Your instructions >> Would you retype all of these records exactly?

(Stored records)

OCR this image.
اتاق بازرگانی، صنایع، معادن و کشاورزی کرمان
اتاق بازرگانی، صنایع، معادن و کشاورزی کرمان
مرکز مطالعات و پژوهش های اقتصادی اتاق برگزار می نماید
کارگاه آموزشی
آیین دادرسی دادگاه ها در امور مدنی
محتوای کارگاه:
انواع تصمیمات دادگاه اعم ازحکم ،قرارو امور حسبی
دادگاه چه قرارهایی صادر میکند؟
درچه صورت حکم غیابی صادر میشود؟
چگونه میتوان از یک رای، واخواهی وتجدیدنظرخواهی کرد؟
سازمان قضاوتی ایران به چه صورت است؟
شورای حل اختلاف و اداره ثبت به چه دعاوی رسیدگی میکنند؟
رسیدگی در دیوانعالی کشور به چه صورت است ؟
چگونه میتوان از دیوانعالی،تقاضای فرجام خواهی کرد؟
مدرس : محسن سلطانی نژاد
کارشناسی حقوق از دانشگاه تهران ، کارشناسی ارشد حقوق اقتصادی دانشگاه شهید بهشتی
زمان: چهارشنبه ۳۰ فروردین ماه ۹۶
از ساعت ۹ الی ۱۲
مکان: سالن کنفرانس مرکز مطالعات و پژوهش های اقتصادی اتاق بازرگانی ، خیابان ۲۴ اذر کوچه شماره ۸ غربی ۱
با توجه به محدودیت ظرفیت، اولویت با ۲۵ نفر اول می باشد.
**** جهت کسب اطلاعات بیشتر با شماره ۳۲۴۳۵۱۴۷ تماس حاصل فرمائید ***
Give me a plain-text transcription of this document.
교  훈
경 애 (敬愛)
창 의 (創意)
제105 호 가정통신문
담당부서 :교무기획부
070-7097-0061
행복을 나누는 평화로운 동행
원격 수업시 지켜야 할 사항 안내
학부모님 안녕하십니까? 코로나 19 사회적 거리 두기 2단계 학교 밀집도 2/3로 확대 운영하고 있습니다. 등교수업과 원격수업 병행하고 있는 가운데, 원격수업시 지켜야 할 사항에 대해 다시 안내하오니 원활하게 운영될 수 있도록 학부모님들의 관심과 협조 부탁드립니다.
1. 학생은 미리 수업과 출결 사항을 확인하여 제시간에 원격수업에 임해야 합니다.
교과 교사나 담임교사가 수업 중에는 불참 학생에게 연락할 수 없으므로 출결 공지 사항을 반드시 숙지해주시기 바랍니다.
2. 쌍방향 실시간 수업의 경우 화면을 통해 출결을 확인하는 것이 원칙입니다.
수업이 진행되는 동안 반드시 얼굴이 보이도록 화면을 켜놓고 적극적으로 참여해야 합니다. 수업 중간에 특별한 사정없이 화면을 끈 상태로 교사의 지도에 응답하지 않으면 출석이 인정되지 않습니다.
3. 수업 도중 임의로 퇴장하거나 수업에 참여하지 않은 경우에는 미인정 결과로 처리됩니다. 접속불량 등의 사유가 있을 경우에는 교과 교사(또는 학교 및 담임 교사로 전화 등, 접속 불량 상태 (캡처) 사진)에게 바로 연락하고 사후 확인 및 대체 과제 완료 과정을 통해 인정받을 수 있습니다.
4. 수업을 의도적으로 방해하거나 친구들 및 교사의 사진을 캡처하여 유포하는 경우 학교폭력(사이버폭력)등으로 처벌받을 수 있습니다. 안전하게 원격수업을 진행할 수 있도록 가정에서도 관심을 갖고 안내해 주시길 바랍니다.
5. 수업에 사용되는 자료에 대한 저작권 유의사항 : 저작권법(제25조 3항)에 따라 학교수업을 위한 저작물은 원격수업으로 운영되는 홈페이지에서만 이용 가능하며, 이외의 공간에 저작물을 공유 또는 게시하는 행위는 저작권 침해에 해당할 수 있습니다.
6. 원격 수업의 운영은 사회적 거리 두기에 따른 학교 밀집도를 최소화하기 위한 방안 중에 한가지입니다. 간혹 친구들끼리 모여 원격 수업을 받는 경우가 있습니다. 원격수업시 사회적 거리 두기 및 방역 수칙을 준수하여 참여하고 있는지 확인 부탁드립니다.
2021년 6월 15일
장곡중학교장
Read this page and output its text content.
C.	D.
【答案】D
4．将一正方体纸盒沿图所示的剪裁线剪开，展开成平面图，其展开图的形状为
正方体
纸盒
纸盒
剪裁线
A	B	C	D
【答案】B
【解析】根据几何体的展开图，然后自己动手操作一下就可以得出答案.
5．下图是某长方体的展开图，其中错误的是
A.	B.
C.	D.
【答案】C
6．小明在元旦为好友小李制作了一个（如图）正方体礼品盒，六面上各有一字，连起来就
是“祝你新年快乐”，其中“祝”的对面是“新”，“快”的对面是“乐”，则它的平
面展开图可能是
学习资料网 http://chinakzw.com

Response for this exercise >>
OCR this image.
اتاق بازرگانی، صنایع، معادن و کشاورزی کرمان
اتاق بازرگانی، صنایع، معادن و کشاورزی کرمان
مرکز مطالعات و پژوهش های اقتصادی اتاق برگزار می نماید
کارگاه آموزشی
آیین دادرسی دادگاه ها در امور مدنی
محتوای کارگاه:
انواع تصمیمات دادگاه اعم ازحکم ،قرارو امور حسبی
دادگاه چه قرارهایی صادر میکند؟
درچه صورت حکم غیابی صادر میشود؟
چگونه میتوان از یک رای، واخواهی وتجدیدنظرخواهی کرد؟
سازمان قضاوتی ایران به چه صورت است؟
شورای حل اختلاف و اداره ثبت به چه دعاوی رسیدگی میکنند؟
رسیدگی در دیوانعالی کشور به چه صورت است ؟
چگونه میتوان از دیوانعالی،تقاضای فرجام خواهی کرد؟
مدرس : محسن سلطانی نژاد
کارشناسی حقوق از دانشگاه تهران ، کارشناسی ارشد حقوق اقتصادی دانشگاه شهید بهشتی
زمان: چهارشنبه ۳۰ فروردین ماه ۹۶
از ساعت ۹ الی ۱۲
مکان: سالن کنفرانس مرکز مطالعات و پژوهش های اقتصادی اتاق بازرگانی ، خیابان ۲۴ اذر کوچه شماره ۸ غربی ۱
با توجه به محدودیت ظرفیت، اولویت با ۲۵ نفر اول می باشد.
**** جهت کسب اطلاعات بیشتر با شماره ۳۲۴۳۵۱۴۷ تماس حاصل فرمائید ***
Give me a plain-text transcription of this document.
교  훈
경 애 (敬愛)
창 의 (創意)
제105 호 가정통신문
담당부서 :교무기획부
070-7097-0061
행복을 나누는 평화로운 동행
원격 수업시 지켜야 할 사항 안내
학부모님 안녕하십니까? 코로나 19 사회적 거리 두기 2단계 학교 밀집도 2/3로 확대 운영하고 있습니다. 등교수업과 원격수업 병행하고 있는 가운데, 원격수업시 지켜야 할 사항에 대해 다시 안내하오니 원활하게 운영될 수 있도록 학부모님들의 관심과 협조 부탁드립니다.
1. 학생은 미리 수업과 출결 사항을 확인하여 제시간에 원격수업에 임해야 합니다.
교과 교사나 담임교사가 수업 중에는 불참 학생에게 연락할 수 없으므로 출결 공지 사항을 반드시 숙지해주시기 바랍니다.
2. 쌍방향 실시간 수업의 경우 화면을 통해 출결을 확인하는 것이 원칙입니다.
수업이 진행되는 동안 반드시 얼굴이 보이도록 화면을 켜놓고 적극적으로 참여해야 합니다. 수업 중간에 특별한 사정없이 화면을 끈 상태로 교사의 지도에 응답하지 않으면 출석이 인정되지 않습니다.
3. 수업 도중 임의로 퇴장하거나 수업에 참여하지 않은 경우에는 미인정 결과로 처리됩니다. 접속불량 등의 사유가 있을 경우에는 교과 교사(또는 학교 및 담임 교사로 전화 등, 접속 불량 상태 (캡처) 사진)에게 바로 연락하고 사후 확인 및 대체 과제 완료 과정을 통해 인정받을 수 있습니다.
4. 수업을 의도적으로 방해하거나 친구들 및 교사의 사진을 캡처하여 유포하는 경우 학교폭력(사이버폭력)등으로 처벌받을 수 있습니다. 안전하게 원격수업을 진행할 수 있도록 가정에서도 관심을 갖고 안내해 주시길 바랍니다.
5. 수업에 사용되는 자료에 대한 저작권 유의사항 : 저작권법(제25조 3항)에 따라 학교수업을 위한 저작물은 원격수업으로 운영되는 홈페이지에서만 이용 가능하며, 이외의 공간에 저작물을 공유 또는 게시하는 행위는 저작권 침해에 해당할 수 있습니다.
6. 원격 수업의 운영은 사회적 거리 두기에 따른 학교 밀집도를 최소화하기 위한 방안 중에 한가지입니다. 간혹 친구들끼리 모여 원격 수업을 받는 경우가 있습니다. 원격수업시 사회적 거리 두기 및 방역 수칙을 준수하여 참여하고 있는지 확인 부탁드립니다.
2021년 6월 15일
장곡중학교장
Read this page and output its text content.
C.	D.
【答案】D
4．将一正方体纸盒沿图所示的剪裁线剪开，展开成平面图，其展开图的形状为
正方体
纸盒
纸盒
剪裁线
A	B	C	D
【答案】B
【解析】根据几何体的展开图，然后自己动手操作一下就可以得出答案.
5．下图是某长方体的展开图，其中错误的是
A.	B.
C.	D.
【答案】C
6．小明在元旦为好友小李制作了一个（如图）正方体礼品盒，六面上各有一字，连起来就
是“祝你新年快乐”，其中“祝”的对面是“新”，“快”的对面是“乐”，则它的平
面展开图可能是
学习资料网 http://chinakzw.com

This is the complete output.